(Items from a document page collection)
--------

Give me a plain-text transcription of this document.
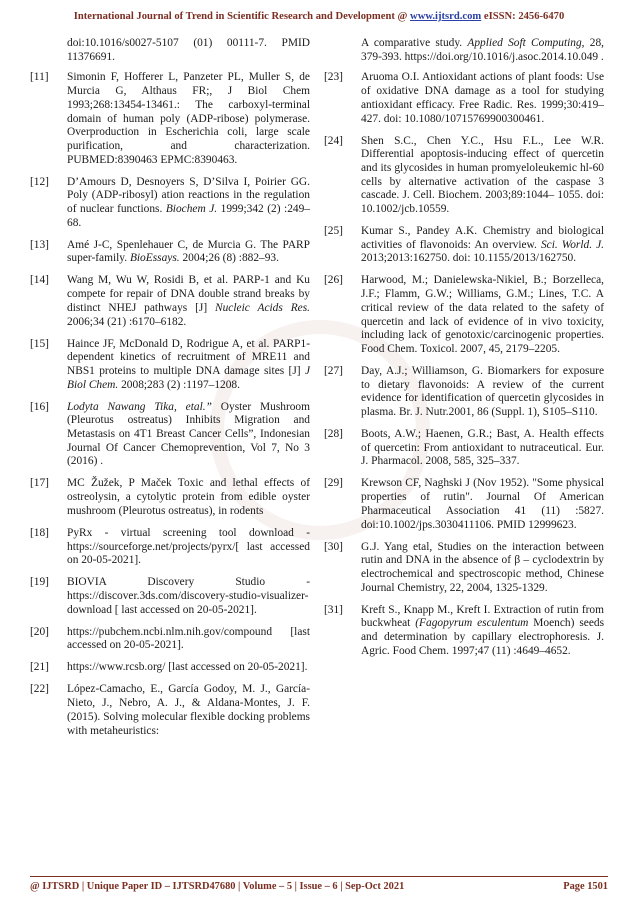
International Journal of Trend in Scientific Research and Development @ www.ijtsrd.com eISSN: 2456-6470
doi:10.1016/s0027-5107 (01) 00111-7. PMID 11376691.
[11] Simonin F, Hofferer L, Panzeter PL, Muller S, de Murcia G, Althaus FR;, J Biol Chem 1993;268:13454-13461.: The carboxyl-terminal domain of human poly (ADP-ribose) polymerase. Overproduction in Escherichia coli, large scale purification, and characterization. PUBMED:8390463 EPMC:8390463.
[12] D’Amours D, Desnoyers S, D’Silva I, Poirier GG. Poly (ADP-ribosyl) ation reactions in the regulation of nuclear functions. Biochem J. 1999;342 (2) :249–68.
[13] Amé J-C, Spenlehauer C, de Murcia G. The PARP super-family. BioEssays. 2004;26 (8) :882–93.
[14] Wang M, Wu W, Rosidi B, et al. PARP-1 and Ku compete for repair of DNA double strand breaks by distinct NHEJ pathways [J] Nucleic Acids Res. 2006;34 (21) :6170–6182.
[15] Haince JF, McDonald D, Rodrigue A, et al. PARP1-dependent kinetics of recruitment of MRE11 and NBS1 proteins to multiple DNA damage sites [J] J Biol Chem. 2008;283 (2) :1197–1208.
[16] Lodyta Nawang Tika, etal.” Oyster Mushroom (Pleurotus ostreatus) Inhibits Migration and Metastasis on 4T1 Breast Cancer Cells”, Indonesian Journal Of Cancer Chemoprevention, Vol 7, No 3 (2016) .
[17] MC Žužek, P Maček Toxic and lethal effects of ostreolysin, a cytolytic protein from edible oyster mushroom (Pleurotus ostreatus), in rodents
[18] PyRx - virtual screening tool download - https://sourceforge.net/projects/pyrx/[ last accessed on 20-05-2021].
[19] BIOVIA Discovery Studio - https://discover.3ds.com/discovery-studio-visualizer-download [ last accessed on 20-05-2021].
[20] https://pubchem.ncbi.nlm.nih.gov/compound [last accessed on 20-05-2021].
[21] https://www.rcsb.org/ [last accessed on 20-05-2021].
[22] López-Camacho, E., García Godoy, M. J., García-Nieto, J., Nebro, A. J., & Aldana-Montes, J. F. (2015). Solving molecular flexible docking problems with metaheuristics:
A comparative study. Applied Soft Computing, 28, 379-393. https://doi.org/10.1016/j.asoc.2014.10.049 .
[23] Aruoma O.I. Antioxidant actions of plant foods: Use of oxidative DNA damage as a tool for studying antioxidant efficacy. Free Radic. Res. 1999;30:419–427. doi: 10.1080/10715769900300461.
[24] Shen S.C., Chen Y.C., Hsu F.L., Lee W.R. Differential apoptosis-inducing effect of quercetin and its glycosides in human promyeloleukemic hl-60 cells by alternative activation of the caspase 3 cascade. J. Cell. Biochem. 2003;89:1044– 1055. doi: 10.1002/jcb.10559.
[25] Kumar S., Pandey A.K. Chemistry and biological activities of flavonoids: An overview. Sci. World. J. 2013;2013:162750. doi: 10.1155/2013/162750.
[26] Harwood, M.; Danielewska-Nikiel, B.; Borzelleca, J.F.; Flamm, G.W.; Williams, G.M.; Lines, T.C. A critical review of the data related to the safety of quercetin and lack of evidence of in vivo toxicity, including lack of genotoxic/carcinogenic properties. Food Chem. Toxicol. 2007, 45, 2179–2205.
[27] Day, A.J.; Williamson, G. Biomarkers for exposure to dietary flavonoids: A review of the current evidence for identification of quercetin glycosides in plasma. Br. J. Nutr.2001, 86 (Suppl. 1), S105–S110.
[28] Boots, A.W.; Haenen, G.R.; Bast, A. Health effects of quercetin: From antioxidant to nutraceutical. Eur. J. Pharmacol. 2008, 585, 325–337.
[29] Krewson CF, Naghski J (Nov 1952). "Some physical properties of rutin". Journal Of American Pharmaceutical Association 41 (11) :5827. doi:10.1002/jps.3030411106. PMID 12999623.
[30] G.J. Yang etal, Studies on the interaction between rutin and DNA in the absence of β – cyclodextrin by electrochemical and spectroscopic method, Chinese Journal Chemistry, 22, 2004, 1325-1329.
[31] Kreft S., Knapp M., Kreft I. Extraction of rutin from buckwheat (Fagopyrum esculentum Moench) seeds and determination by capillary electrophoresis. J. Agric. Food Chem. 1997;47 (11) :4649–4652.
@ IJTSRD | Unique Paper ID – IJTSRD47680 | Volume – 5 | Issue – 6 | Sep-Oct 2021	Page 1501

--------

**WORK INSTRUCTION:**
Work out the number of lines in the records containing the word "Pleurotus". Write only that number.

**TASK SOLUTION:**
2